Rewrite the entries from the line with "legend-marker xyxy=(926,228,934,236)" to the line with "data-point xyxy=(1443,637,1452,646)", putting "plot-point" wherever "data-point" appears and leaving everything else unchanged.

## Material for the task
((

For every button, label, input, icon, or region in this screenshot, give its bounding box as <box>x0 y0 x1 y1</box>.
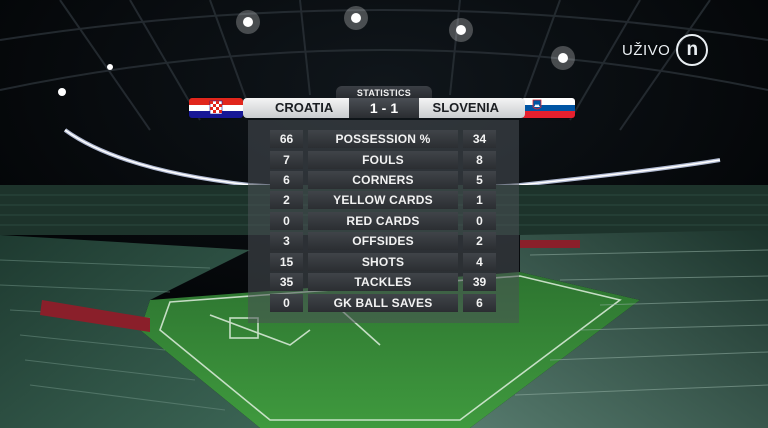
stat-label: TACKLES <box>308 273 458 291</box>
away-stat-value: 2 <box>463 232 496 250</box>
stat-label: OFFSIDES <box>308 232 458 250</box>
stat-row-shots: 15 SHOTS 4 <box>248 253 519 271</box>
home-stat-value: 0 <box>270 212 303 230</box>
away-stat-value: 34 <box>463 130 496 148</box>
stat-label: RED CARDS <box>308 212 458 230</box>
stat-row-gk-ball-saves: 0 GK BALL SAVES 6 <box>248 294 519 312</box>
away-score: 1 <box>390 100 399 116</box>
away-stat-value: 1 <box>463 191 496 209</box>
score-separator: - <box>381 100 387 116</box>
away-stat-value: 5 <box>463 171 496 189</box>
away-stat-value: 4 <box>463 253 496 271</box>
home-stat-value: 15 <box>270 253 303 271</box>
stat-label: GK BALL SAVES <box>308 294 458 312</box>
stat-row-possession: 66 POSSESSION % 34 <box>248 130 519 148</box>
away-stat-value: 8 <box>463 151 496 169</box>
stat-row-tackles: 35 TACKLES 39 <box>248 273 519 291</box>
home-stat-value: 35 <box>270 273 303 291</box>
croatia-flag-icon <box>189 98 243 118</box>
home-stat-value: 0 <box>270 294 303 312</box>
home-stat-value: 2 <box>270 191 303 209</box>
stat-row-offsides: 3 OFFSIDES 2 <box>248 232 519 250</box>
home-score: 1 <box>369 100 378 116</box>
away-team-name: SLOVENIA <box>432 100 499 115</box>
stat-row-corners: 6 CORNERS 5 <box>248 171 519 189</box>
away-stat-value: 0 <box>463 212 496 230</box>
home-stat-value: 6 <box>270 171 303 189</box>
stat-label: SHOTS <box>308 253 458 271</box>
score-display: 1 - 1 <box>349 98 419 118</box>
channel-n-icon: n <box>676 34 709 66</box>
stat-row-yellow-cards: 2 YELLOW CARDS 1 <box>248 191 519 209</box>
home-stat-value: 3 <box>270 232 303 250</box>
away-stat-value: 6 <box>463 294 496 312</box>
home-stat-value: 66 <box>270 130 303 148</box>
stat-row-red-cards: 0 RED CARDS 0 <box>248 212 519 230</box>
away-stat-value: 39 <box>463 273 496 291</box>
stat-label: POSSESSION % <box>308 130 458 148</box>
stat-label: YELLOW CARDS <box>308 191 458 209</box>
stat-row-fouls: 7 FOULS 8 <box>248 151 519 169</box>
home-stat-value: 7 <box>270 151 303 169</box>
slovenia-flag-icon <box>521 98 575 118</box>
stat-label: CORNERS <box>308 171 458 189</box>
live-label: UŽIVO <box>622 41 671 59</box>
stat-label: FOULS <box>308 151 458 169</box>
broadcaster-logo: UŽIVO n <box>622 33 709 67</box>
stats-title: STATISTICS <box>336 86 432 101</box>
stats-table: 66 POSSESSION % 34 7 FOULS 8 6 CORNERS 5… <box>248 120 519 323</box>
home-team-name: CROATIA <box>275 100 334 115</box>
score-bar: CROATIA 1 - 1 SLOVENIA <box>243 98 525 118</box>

))
((

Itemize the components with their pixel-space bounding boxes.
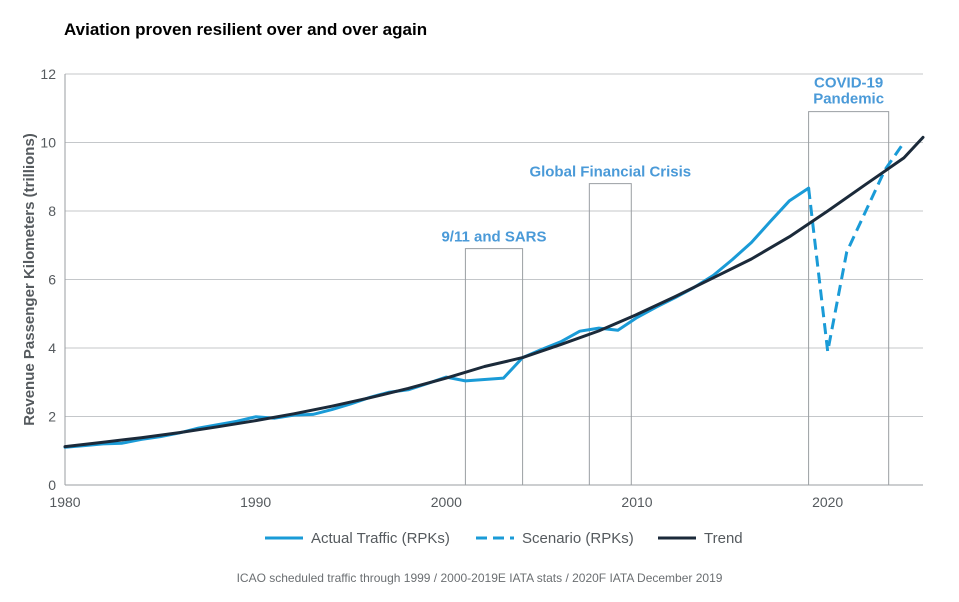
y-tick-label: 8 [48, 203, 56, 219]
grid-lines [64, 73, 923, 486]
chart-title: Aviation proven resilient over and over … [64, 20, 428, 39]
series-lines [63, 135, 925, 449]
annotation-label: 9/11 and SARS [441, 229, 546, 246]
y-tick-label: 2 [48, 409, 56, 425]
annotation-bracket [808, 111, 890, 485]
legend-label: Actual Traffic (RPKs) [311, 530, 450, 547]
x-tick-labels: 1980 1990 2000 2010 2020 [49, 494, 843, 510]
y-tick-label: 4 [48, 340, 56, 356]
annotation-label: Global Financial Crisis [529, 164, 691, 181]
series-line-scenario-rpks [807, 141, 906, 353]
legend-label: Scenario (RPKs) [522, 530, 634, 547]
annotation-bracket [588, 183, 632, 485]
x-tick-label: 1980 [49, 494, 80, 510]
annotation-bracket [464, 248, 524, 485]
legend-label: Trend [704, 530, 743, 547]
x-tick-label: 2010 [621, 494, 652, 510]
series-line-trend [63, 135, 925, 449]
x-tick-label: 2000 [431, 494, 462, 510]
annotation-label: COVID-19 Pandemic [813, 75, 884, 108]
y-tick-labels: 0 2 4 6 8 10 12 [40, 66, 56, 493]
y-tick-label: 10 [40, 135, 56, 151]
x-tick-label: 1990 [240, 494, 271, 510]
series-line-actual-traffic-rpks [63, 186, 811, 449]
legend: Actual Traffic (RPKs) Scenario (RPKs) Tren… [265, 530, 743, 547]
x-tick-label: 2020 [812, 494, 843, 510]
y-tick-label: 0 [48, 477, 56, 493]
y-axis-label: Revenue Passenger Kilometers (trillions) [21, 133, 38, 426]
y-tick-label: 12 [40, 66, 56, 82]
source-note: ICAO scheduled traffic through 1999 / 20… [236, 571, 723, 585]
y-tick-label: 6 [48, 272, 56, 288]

))
((

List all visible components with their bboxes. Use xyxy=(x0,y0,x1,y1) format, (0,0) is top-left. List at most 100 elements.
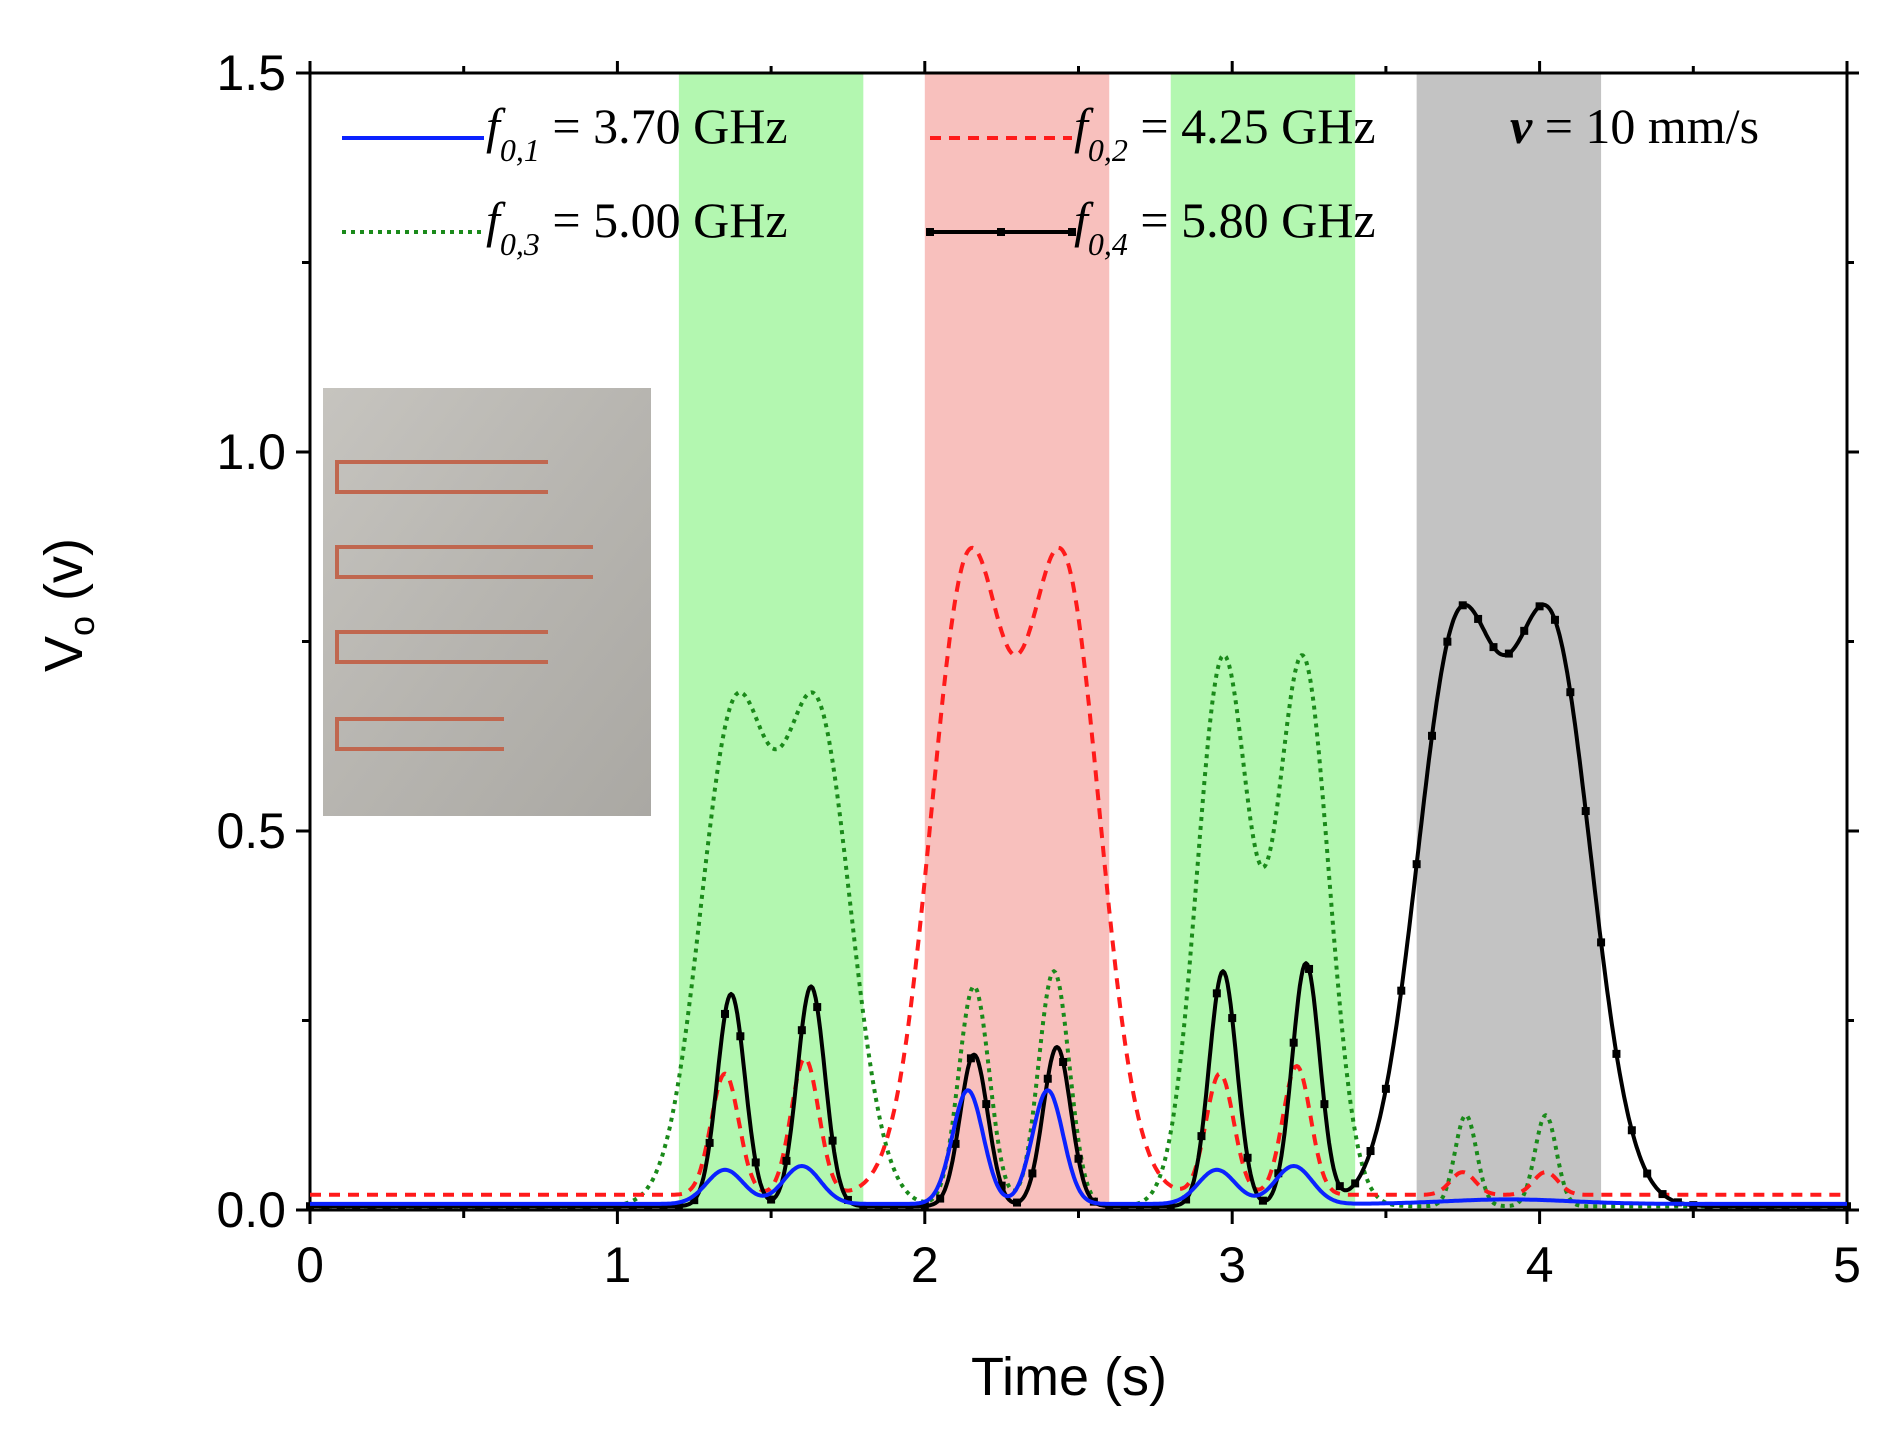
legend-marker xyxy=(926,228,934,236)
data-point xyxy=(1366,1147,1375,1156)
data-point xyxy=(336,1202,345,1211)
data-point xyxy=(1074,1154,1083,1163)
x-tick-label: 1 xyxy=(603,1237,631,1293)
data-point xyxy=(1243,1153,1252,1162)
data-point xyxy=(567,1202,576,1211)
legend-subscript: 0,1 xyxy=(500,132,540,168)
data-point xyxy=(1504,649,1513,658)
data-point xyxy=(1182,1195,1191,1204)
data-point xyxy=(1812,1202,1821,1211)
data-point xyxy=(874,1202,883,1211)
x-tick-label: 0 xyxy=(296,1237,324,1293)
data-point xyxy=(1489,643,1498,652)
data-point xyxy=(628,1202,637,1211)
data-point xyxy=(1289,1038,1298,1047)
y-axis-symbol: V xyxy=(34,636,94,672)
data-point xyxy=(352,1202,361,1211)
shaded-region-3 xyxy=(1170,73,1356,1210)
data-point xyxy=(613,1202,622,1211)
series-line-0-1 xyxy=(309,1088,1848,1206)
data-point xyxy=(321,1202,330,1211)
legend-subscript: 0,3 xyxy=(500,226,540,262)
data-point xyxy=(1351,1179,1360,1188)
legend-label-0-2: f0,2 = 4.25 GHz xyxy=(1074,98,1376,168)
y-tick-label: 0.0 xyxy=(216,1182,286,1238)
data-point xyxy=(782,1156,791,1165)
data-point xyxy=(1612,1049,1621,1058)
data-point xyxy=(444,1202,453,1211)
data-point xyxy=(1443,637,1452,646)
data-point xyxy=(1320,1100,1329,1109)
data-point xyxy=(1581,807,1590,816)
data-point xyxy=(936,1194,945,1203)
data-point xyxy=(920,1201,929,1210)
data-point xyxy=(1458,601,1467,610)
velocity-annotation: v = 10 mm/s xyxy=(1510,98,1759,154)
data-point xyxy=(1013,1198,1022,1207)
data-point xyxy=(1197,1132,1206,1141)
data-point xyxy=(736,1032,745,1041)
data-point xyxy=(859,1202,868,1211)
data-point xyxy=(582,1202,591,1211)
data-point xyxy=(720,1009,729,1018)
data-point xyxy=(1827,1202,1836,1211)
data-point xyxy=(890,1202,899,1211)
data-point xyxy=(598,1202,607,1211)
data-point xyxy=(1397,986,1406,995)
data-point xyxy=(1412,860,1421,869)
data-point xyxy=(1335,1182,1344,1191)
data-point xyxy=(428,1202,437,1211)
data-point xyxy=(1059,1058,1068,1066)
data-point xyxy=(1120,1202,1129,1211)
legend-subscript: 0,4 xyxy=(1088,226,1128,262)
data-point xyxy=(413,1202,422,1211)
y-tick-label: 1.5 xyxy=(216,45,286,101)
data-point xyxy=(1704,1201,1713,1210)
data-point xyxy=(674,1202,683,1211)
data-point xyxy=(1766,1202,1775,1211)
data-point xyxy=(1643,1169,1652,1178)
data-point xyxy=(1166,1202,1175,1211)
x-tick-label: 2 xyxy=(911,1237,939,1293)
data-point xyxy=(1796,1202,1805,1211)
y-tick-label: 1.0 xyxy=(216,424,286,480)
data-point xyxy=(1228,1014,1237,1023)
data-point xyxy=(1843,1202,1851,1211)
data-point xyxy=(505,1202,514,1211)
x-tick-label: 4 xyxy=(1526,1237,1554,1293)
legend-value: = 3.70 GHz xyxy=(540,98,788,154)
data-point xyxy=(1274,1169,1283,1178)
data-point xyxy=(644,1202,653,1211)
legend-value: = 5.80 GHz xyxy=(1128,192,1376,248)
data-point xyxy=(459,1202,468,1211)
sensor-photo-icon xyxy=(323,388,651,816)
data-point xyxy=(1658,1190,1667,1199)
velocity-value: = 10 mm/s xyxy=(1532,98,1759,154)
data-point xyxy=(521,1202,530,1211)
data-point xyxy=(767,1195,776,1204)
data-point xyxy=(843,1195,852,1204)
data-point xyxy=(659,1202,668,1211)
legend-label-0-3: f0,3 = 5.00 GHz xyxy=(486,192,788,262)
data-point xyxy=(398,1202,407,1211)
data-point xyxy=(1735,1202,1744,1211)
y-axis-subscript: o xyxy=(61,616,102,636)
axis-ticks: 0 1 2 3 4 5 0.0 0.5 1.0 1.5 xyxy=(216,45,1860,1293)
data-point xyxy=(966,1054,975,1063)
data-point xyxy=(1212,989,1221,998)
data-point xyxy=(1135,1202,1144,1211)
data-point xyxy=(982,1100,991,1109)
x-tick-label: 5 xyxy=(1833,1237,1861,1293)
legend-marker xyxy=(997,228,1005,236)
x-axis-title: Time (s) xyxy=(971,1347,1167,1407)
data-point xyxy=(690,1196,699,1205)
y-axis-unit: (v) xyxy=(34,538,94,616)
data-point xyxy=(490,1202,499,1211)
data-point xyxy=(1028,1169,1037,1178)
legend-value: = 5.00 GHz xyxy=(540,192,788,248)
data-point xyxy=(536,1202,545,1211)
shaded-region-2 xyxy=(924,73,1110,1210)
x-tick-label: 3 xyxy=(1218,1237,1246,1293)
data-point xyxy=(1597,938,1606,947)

))

## Exercise result
legend-marker xyxy=(926,228,934,236)
plot-point xyxy=(1366,1147,1375,1156)
plot-point xyxy=(336,1202,345,1211)
plot-point xyxy=(1074,1154,1083,1163)
x-tick-label: 1 xyxy=(603,1237,631,1293)
plot-point xyxy=(1243,1153,1252,1162)
plot-point xyxy=(567,1202,576,1211)
legend-subscript: 0,1 xyxy=(500,132,540,168)
plot-point xyxy=(1504,649,1513,658)
plot-point xyxy=(1182,1195,1191,1204)
plot-point xyxy=(1812,1202,1821,1211)
plot-point xyxy=(874,1202,883,1211)
x-tick-label: 0 xyxy=(296,1237,324,1293)
plot-point xyxy=(1489,643,1498,652)
plot-point xyxy=(628,1202,637,1211)
plot-point xyxy=(1289,1038,1298,1047)
y-axis-symbol: V xyxy=(34,636,94,672)
plot-point xyxy=(352,1202,361,1211)
shaded-region-3 xyxy=(1170,73,1356,1210)
plot-point xyxy=(613,1202,622,1211)
series-line-0-1 xyxy=(309,1088,1848,1206)
plot-point xyxy=(321,1202,330,1211)
legend-subscript: 0,3 xyxy=(500,226,540,262)
plot-point xyxy=(1351,1179,1360,1188)
legend-label-0-2: f0,2 = 4.25 GHz xyxy=(1074,98,1376,168)
y-tick-label: 0.0 xyxy=(216,1182,286,1238)
plot-point xyxy=(782,1156,791,1165)
plot-point xyxy=(1612,1049,1621,1058)
plot-point xyxy=(444,1202,453,1211)
plot-point xyxy=(1443,637,1452,646)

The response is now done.